[START OF EXERCISE MATERIALS]
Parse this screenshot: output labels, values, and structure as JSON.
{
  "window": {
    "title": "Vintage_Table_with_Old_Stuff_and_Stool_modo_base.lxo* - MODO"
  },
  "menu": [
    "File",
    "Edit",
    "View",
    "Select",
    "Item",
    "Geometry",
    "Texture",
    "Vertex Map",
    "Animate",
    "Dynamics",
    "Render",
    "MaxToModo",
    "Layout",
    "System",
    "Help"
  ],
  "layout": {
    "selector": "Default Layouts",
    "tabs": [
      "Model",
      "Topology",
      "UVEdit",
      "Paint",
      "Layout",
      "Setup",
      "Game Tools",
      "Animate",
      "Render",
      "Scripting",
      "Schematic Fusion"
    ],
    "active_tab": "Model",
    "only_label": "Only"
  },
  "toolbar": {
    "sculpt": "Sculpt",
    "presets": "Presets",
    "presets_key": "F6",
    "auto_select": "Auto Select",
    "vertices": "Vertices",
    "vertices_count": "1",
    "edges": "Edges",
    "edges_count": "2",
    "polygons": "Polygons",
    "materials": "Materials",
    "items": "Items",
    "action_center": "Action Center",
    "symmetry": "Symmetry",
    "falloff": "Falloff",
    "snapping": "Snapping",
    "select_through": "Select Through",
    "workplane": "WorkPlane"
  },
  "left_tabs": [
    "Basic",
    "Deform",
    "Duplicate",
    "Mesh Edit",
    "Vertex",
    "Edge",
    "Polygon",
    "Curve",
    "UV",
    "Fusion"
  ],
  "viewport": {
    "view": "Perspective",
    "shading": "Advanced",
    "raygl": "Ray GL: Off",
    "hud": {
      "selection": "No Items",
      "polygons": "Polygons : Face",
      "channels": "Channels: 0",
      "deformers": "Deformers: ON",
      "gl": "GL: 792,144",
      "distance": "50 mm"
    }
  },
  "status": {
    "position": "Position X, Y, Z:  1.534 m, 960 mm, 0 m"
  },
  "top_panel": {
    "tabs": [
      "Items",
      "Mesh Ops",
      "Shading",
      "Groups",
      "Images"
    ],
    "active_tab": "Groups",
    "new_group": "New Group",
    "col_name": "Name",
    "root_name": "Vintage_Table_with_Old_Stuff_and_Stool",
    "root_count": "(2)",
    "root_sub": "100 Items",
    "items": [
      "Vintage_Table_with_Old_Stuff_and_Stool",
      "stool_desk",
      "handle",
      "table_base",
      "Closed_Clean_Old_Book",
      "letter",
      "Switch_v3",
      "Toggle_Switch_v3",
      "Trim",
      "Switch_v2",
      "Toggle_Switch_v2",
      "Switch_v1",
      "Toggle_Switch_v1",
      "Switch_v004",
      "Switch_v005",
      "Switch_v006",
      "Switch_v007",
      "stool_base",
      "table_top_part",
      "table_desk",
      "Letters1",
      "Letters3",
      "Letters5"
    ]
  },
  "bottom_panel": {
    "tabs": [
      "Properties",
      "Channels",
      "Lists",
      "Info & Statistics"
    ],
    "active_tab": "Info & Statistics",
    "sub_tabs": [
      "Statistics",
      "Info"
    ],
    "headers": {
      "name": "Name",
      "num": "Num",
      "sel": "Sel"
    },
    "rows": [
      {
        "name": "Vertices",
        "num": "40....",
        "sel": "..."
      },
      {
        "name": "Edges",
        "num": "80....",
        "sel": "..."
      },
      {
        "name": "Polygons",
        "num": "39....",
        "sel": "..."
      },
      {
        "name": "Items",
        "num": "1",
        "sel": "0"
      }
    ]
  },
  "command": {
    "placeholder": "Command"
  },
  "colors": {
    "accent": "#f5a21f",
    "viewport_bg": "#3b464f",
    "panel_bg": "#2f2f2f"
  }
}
[END OF EXERCISE MATERIALS]
BRIEF
Show the lines of the material that contain the word "Statistics".

THE OUTPUT
      "Info & Statistics"
    "active_tab": "Info & Statistics",
      "Statistics",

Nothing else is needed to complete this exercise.